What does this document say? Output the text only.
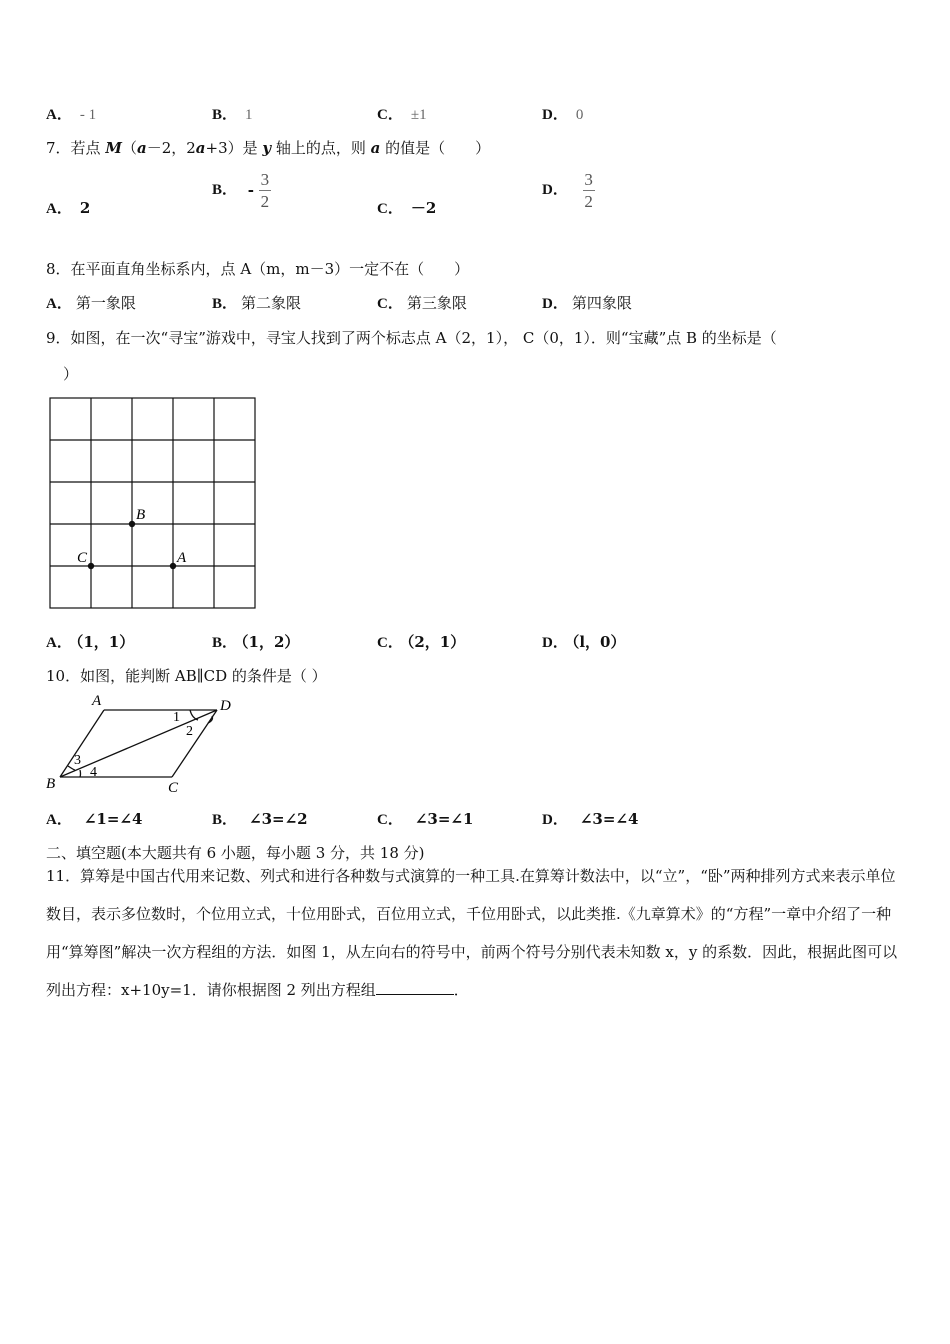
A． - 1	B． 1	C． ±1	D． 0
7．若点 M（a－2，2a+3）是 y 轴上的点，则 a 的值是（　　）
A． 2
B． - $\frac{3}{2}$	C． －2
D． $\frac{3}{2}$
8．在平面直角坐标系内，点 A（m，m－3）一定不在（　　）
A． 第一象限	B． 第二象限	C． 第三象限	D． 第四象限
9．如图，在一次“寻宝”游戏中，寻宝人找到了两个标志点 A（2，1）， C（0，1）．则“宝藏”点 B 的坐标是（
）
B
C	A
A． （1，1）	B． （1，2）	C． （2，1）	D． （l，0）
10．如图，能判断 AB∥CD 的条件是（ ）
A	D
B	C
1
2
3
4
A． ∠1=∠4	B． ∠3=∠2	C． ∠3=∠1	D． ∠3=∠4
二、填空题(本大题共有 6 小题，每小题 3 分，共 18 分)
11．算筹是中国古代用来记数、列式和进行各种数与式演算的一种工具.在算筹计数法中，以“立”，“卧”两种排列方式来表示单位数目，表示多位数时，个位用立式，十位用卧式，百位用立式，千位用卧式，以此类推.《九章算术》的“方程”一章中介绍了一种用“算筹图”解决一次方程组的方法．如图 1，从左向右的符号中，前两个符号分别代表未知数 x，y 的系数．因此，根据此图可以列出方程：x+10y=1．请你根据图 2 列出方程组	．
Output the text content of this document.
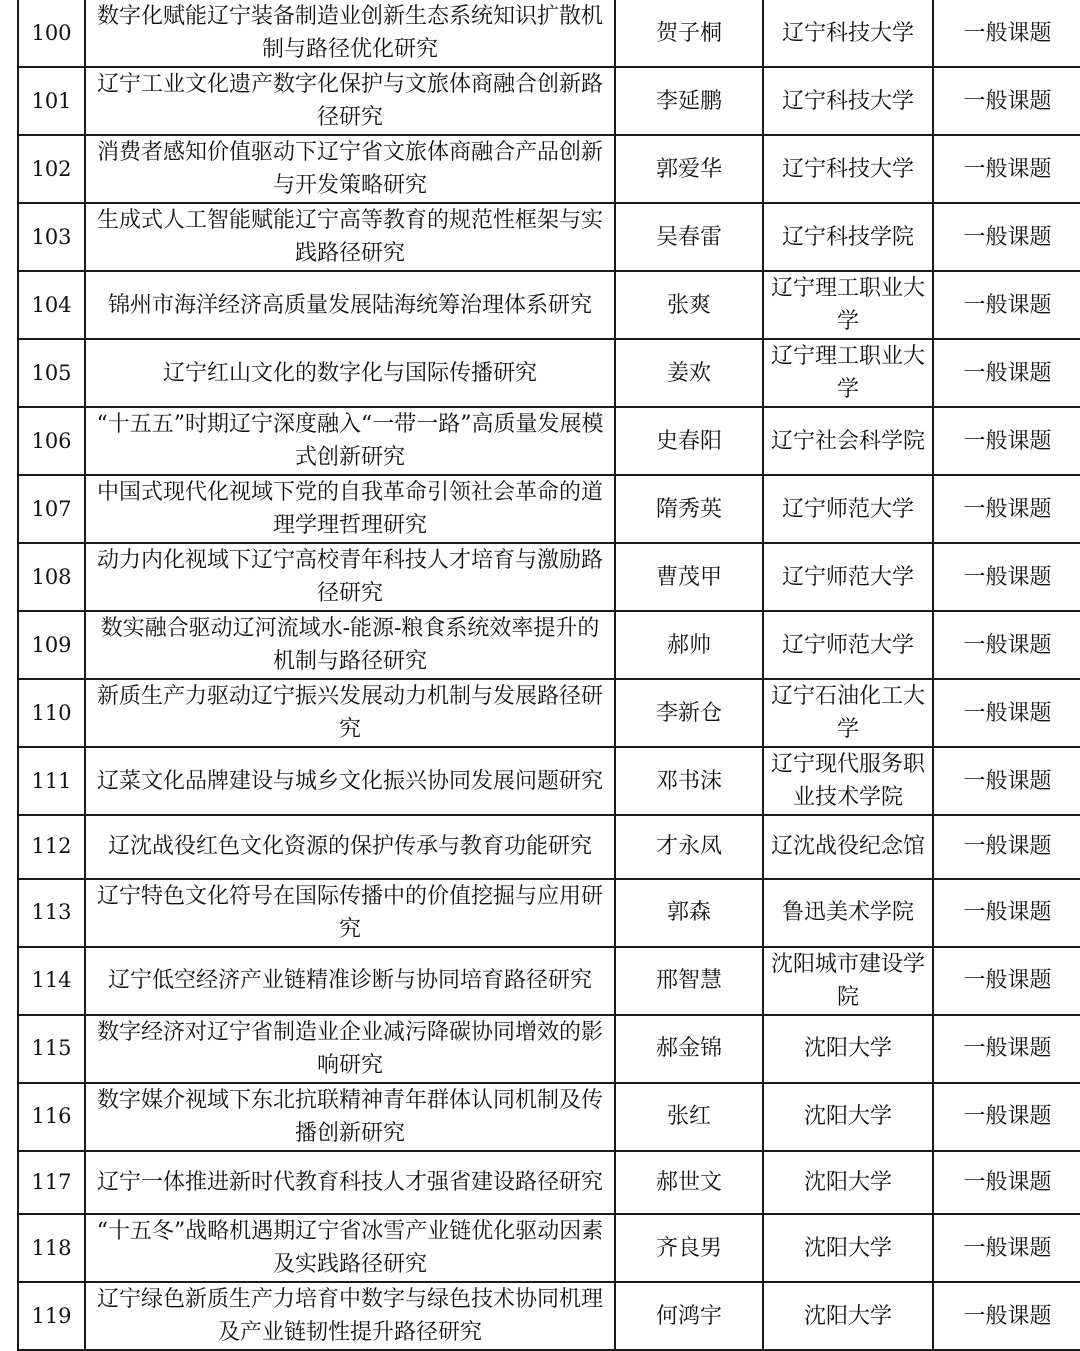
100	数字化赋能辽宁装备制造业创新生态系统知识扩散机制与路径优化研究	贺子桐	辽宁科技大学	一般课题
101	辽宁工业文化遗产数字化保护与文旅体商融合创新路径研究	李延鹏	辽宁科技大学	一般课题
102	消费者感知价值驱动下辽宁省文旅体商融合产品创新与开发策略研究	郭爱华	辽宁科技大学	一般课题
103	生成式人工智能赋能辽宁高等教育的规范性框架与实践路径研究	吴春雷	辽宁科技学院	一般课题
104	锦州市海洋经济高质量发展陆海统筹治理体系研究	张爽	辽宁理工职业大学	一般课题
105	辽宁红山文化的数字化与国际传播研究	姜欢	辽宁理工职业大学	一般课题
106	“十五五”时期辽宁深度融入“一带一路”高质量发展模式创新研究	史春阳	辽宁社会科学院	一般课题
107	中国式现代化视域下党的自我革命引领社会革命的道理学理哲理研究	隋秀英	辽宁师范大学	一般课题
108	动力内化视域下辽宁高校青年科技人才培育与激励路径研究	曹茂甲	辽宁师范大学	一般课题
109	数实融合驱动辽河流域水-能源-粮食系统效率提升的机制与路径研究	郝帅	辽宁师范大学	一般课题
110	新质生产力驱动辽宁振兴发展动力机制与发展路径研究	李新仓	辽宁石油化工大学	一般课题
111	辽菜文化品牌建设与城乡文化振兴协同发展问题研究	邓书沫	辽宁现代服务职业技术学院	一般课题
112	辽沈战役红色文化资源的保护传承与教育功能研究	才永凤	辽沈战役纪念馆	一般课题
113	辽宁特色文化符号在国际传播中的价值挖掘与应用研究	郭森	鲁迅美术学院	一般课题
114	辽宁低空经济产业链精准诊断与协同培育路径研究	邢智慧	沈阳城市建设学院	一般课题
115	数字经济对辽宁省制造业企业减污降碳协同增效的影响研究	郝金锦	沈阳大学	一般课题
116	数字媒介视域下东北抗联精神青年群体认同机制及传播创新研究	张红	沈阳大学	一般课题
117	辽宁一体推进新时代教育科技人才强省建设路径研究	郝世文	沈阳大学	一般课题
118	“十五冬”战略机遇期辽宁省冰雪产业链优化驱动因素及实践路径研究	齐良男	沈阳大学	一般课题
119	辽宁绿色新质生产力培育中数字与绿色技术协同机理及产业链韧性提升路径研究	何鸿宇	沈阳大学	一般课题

☆ ☆ ☆ ☆ ☆

Problem to solve
Write out the material above once more, exactly as it reads, with no pictures.

Complete response
What does this document say? Output the text only.
A． - 1	B． 1	C． ±1	D． 0
7．若点 M（a－2，2a+3）是 y 轴上的点，则 a 的值是（　　）
A． 2
B． - $\frac{3}{2}$	C． －2
D． $\frac{3}{2}$
8．在平面直角坐标系内，点 A（m，m－3）一定不在（　　）
A． 第一象限	B． 第二象限	C． 第三象限	D． 第四象限
9．如图，在一次“寻宝”游戏中，寻宝人找到了两个标志点 A（2，1）， C（0，1）．则“宝藏”点 B 的坐标是（
）
B
C	A
A． （1，1）	B． （1，2）	C． （2，1）	D． （l，0）
10．如图，能判断 AB∥CD 的条件是（ ）
A	D
B	C
1
2
3
4
A． ∠1=∠4	B． ∠3=∠2	C． ∠3=∠1	D． ∠3=∠4
二、填空题(本大题共有 6 小题，每小题 3 分，共 18 分)
11．算筹是中国古代用来记数、列式和进行各种数与式演算的一种工具.在算筹计数法中，以“立”，“卧”两种排列方式来表示单位数目，表示多位数时，个位用立式，十位用卧式，百位用立式，千位用卧式，以此类推.《九章算术》的“方程”一章中介绍了一种用“算筹图”解决一次方程组的方法．如图 1，从左向右的符号中，前两个符号分别代表未知数 x，y 的系数．因此，根据此图可以列出方程：x+10y=1．请你根据图 2 列出方程组	．
Output the text content of this document.
100	数字化赋能辽宁装备制造业创新生态系统知识扩散机制与路径优化研究	贺子桐	辽宁科技大学	一般课题
101	辽宁工业文化遗产数字化保护与文旅体商融合创新路径研究	李延鹏	辽宁科技大学	一般课题
102	消费者感知价值驱动下辽宁省文旅体商融合产品创新与开发策略研究	郭爱华	辽宁科技大学	一般课题
103	生成式人工智能赋能辽宁高等教育的规范性框架与实践路径研究	吴春雷	辽宁科技学院	一般课题
104	锦州市海洋经济高质量发展陆海统筹治理体系研究	张爽	辽宁理工职业大学	一般课题
105	辽宁红山文化的数字化与国际传播研究	姜欢	辽宁理工职业大学	一般课题
106	“十五五”时期辽宁深度融入“一带一路”高质量发展模式创新研究	史春阳	辽宁社会科学院	一般课题
107	中国式现代化视域下党的自我革命引领社会革命的道理学理哲理研究	隋秀英	辽宁师范大学	一般课题
108	动力内化视域下辽宁高校青年科技人才培育与激励路径研究	曹茂甲	辽宁师范大学	一般课题
109	数实融合驱动辽河流域水-能源-粮食系统效率提升的机制与路径研究	郝帅	辽宁师范大学	一般课题
110	新质生产力驱动辽宁振兴发展动力机制与发展路径研究	李新仓	辽宁石油化工大学	一般课题
111	辽菜文化品牌建设与城乡文化振兴协同发展问题研究	邓书沫	辽宁现代服务职业技术学院	一般课题
112	辽沈战役红色文化资源的保护传承与教育功能研究	才永凤	辽沈战役纪念馆	一般课题
113	辽宁特色文化符号在国际传播中的价值挖掘与应用研究	郭森	鲁迅美术学院	一般课题
114	辽宁低空经济产业链精准诊断与协同培育路径研究	邢智慧	沈阳城市建设学院	一般课题
115	数字经济对辽宁省制造业企业减污降碳协同增效的影响研究	郝金锦	沈阳大学	一般课题
116	数字媒介视域下东北抗联精神青年群体认同机制及传播创新研究	张红	沈阳大学	一般课题
117	辽宁一体推进新时代教育科技人才强省建设路径研究	郝世文	沈阳大学	一般课题
118	“十五冬”战略机遇期辽宁省冰雪产业链优化驱动因素及实践路径研究	齐良男	沈阳大学	一般课题
119	辽宁绿色新质生产力培育中数字与绿色技术协同机理及产业链韧性提升路径研究	何鸿宇	沈阳大学	一般课题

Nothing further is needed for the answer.